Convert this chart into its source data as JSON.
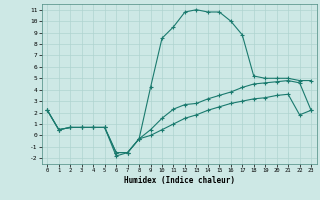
{
  "xlabel": "Humidex (Indice chaleur)",
  "x_ticks": [
    0,
    1,
    2,
    3,
    4,
    5,
    6,
    7,
    8,
    9,
    10,
    11,
    12,
    13,
    14,
    15,
    16,
    17,
    18,
    19,
    20,
    21,
    22,
    23
  ],
  "ylim": [
    -2.5,
    11.5
  ],
  "xlim": [
    -0.5,
    23.5
  ],
  "yticks": [
    -2,
    -1,
    0,
    1,
    2,
    3,
    4,
    5,
    6,
    7,
    8,
    9,
    10,
    11
  ],
  "background_color": "#cde8e5",
  "grid_color": "#b0d4d0",
  "line_color": "#1a7a6e",
  "line1_x": [
    0,
    1,
    2,
    3,
    4,
    5,
    6,
    7,
    8,
    9,
    10,
    11,
    12,
    13,
    14,
    15,
    16,
    17,
    18,
    19,
    20,
    21,
    22,
    23
  ],
  "line1_y": [
    2.2,
    0.5,
    0.7,
    0.7,
    0.7,
    0.7,
    -1.5,
    -1.5,
    -0.3,
    4.2,
    8.5,
    9.5,
    10.8,
    11.0,
    10.8,
    10.8,
    10.0,
    8.8,
    5.2,
    5.0,
    5.0,
    5.0,
    4.8,
    4.8
  ],
  "line2_x": [
    0,
    1,
    2,
    3,
    4,
    5,
    6,
    7,
    8,
    9,
    10,
    11,
    12,
    13,
    14,
    15,
    16,
    17,
    18,
    19,
    20,
    21,
    22,
    23
  ],
  "line2_y": [
    2.2,
    0.5,
    0.7,
    0.7,
    0.7,
    0.7,
    -1.5,
    -1.5,
    -0.3,
    0.5,
    1.5,
    2.3,
    2.7,
    2.8,
    3.2,
    3.5,
    3.8,
    4.2,
    4.5,
    4.6,
    4.7,
    4.8,
    4.6,
    2.2
  ],
  "line3_x": [
    0,
    1,
    2,
    3,
    4,
    5,
    6,
    7,
    8,
    9,
    10,
    11,
    12,
    13,
    14,
    15,
    16,
    17,
    18,
    19,
    20,
    21,
    22,
    23
  ],
  "line3_y": [
    2.2,
    0.5,
    0.7,
    0.7,
    0.7,
    0.7,
    -1.8,
    -1.5,
    -0.3,
    0.0,
    0.5,
    1.0,
    1.5,
    1.8,
    2.2,
    2.5,
    2.8,
    3.0,
    3.2,
    3.3,
    3.5,
    3.6,
    1.8,
    2.2
  ]
}
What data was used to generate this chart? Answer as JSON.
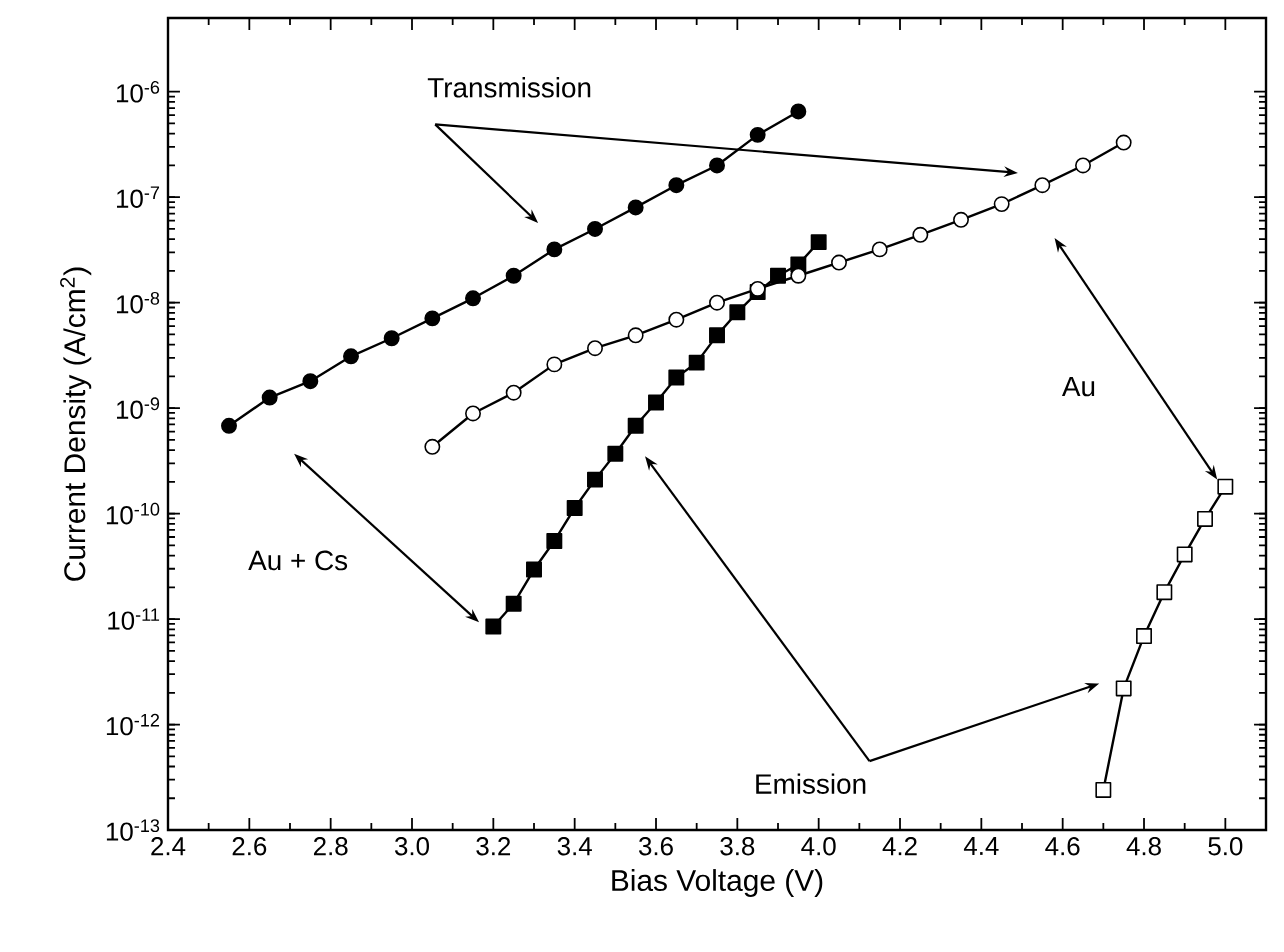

* Written request *
Check all the records above and select each line where the string "JSON" is found.

* Answer to this problem *
Convert this chart into its source data as JSON.
What data was used to generate this chart? Answer as JSON.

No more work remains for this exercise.